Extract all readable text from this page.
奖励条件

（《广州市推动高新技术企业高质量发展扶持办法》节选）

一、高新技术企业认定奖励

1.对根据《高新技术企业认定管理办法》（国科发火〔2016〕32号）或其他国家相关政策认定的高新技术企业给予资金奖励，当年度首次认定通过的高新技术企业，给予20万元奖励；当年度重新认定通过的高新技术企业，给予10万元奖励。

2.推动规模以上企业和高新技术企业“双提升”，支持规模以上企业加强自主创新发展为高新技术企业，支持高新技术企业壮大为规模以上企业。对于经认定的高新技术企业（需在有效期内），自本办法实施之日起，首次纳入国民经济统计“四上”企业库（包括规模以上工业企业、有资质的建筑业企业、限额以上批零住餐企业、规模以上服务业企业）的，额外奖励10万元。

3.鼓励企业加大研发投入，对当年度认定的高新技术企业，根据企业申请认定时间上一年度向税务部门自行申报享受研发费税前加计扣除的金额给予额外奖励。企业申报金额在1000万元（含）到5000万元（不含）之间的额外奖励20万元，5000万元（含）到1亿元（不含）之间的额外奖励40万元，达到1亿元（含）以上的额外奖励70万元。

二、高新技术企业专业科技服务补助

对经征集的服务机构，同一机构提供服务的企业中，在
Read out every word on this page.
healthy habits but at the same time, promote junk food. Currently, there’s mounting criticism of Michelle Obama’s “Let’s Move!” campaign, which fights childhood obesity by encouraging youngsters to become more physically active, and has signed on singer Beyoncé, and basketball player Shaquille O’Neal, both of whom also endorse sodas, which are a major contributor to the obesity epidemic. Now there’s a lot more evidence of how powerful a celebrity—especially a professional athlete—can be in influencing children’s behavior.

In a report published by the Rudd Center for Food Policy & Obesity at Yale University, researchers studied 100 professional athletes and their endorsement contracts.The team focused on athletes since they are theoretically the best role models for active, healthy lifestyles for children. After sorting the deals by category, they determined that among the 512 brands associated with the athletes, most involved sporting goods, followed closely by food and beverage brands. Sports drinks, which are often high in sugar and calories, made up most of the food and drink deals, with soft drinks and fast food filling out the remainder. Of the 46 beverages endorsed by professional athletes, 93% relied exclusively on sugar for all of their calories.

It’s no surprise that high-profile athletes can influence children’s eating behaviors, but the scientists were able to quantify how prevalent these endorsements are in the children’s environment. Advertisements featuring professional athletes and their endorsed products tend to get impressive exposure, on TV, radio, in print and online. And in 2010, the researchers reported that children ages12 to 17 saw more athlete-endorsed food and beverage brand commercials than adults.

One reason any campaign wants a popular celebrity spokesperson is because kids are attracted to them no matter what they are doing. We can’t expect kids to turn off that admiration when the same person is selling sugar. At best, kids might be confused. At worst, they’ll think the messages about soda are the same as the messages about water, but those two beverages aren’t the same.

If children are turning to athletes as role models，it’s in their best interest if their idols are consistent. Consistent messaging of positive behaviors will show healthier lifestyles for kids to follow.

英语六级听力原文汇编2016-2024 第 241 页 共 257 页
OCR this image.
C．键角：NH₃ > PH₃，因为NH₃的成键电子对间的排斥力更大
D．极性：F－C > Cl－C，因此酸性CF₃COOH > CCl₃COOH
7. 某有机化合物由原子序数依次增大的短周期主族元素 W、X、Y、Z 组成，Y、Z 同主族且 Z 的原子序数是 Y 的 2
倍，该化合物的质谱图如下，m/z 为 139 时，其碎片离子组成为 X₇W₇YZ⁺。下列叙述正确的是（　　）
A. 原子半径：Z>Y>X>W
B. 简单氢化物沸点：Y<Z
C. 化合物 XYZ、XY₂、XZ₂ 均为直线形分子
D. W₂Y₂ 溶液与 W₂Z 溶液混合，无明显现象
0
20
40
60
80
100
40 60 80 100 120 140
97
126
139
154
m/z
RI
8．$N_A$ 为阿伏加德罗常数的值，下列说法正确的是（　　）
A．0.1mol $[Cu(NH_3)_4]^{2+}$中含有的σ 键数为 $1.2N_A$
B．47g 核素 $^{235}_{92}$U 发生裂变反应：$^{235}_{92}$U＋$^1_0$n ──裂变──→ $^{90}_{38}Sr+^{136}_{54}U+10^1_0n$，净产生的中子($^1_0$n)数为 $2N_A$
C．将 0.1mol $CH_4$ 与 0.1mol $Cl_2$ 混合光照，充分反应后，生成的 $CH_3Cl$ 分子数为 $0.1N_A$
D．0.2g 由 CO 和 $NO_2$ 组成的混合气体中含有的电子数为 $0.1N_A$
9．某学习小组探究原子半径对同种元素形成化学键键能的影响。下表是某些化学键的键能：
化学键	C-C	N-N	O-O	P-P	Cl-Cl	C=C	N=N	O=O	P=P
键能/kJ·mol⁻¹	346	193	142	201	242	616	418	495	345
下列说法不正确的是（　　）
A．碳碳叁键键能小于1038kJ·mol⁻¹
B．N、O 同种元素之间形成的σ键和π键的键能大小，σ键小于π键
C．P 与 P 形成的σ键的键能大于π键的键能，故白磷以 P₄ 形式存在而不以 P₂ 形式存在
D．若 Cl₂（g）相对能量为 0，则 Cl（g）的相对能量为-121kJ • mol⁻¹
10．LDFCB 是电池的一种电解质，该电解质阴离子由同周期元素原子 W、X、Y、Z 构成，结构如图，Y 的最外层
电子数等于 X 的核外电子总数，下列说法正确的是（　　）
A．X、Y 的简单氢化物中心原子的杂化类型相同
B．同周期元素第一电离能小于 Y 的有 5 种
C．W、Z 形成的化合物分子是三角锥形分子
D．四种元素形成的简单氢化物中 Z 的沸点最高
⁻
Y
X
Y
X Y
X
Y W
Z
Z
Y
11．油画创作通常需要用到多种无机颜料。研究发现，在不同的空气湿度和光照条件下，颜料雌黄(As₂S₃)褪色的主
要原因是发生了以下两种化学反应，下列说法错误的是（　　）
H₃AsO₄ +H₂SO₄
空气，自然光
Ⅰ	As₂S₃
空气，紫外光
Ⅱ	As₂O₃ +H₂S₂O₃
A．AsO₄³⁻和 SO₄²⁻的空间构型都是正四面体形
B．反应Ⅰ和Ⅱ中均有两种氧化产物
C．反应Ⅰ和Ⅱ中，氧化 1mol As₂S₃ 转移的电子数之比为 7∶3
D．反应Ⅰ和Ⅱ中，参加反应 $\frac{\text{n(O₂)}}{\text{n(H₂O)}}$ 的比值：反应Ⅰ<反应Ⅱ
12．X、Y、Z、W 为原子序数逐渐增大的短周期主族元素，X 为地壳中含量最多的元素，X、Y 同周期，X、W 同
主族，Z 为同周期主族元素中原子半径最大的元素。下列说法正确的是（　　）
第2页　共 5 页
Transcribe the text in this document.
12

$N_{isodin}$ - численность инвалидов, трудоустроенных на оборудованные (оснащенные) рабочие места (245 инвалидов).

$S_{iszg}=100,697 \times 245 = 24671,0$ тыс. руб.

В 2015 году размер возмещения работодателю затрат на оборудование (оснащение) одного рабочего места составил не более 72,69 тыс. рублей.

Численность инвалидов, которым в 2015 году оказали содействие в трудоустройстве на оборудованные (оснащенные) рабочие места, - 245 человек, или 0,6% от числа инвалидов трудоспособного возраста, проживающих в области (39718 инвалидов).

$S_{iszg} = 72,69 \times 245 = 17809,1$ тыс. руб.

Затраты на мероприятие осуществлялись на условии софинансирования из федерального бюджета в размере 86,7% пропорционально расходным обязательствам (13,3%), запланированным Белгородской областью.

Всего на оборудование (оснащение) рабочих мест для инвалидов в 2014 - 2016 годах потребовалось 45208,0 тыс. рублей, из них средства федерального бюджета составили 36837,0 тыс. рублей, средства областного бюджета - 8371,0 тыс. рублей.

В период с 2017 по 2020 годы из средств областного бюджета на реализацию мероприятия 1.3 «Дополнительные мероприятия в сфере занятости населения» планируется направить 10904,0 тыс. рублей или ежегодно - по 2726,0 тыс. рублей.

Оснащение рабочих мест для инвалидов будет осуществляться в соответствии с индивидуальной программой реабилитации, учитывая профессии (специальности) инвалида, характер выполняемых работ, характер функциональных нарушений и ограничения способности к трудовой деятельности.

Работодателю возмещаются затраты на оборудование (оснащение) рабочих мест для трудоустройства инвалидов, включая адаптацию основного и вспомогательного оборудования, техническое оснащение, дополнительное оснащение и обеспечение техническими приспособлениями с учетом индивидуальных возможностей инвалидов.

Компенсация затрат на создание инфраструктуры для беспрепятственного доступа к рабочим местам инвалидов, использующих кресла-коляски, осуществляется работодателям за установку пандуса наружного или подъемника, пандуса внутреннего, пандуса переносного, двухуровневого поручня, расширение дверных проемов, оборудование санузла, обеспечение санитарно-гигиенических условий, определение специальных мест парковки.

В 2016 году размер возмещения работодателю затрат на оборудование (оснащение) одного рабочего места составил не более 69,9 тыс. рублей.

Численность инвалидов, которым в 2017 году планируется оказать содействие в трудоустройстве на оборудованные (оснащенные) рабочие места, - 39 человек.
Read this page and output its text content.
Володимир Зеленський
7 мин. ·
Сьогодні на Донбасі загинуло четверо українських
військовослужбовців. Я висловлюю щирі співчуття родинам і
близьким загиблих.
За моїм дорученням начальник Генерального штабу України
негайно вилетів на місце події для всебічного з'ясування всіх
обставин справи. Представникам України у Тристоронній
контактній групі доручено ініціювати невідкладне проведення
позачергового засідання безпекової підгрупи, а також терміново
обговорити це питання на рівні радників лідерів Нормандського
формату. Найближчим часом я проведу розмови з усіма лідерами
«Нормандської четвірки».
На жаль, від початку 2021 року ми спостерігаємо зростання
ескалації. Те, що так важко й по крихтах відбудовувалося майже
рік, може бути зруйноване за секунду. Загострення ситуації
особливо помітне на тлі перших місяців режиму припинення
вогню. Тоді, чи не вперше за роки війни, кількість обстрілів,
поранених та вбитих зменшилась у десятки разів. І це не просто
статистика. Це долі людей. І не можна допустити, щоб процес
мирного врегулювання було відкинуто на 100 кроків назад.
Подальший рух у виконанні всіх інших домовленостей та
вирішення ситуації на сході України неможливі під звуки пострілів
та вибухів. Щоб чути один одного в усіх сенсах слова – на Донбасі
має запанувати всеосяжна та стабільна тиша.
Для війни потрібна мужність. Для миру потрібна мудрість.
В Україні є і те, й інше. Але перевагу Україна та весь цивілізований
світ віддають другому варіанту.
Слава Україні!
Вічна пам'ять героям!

• [Exercise brief]:
What is the number of lines in this material that hold the string "text"? Answer with that number only.

• [Final answer]:
4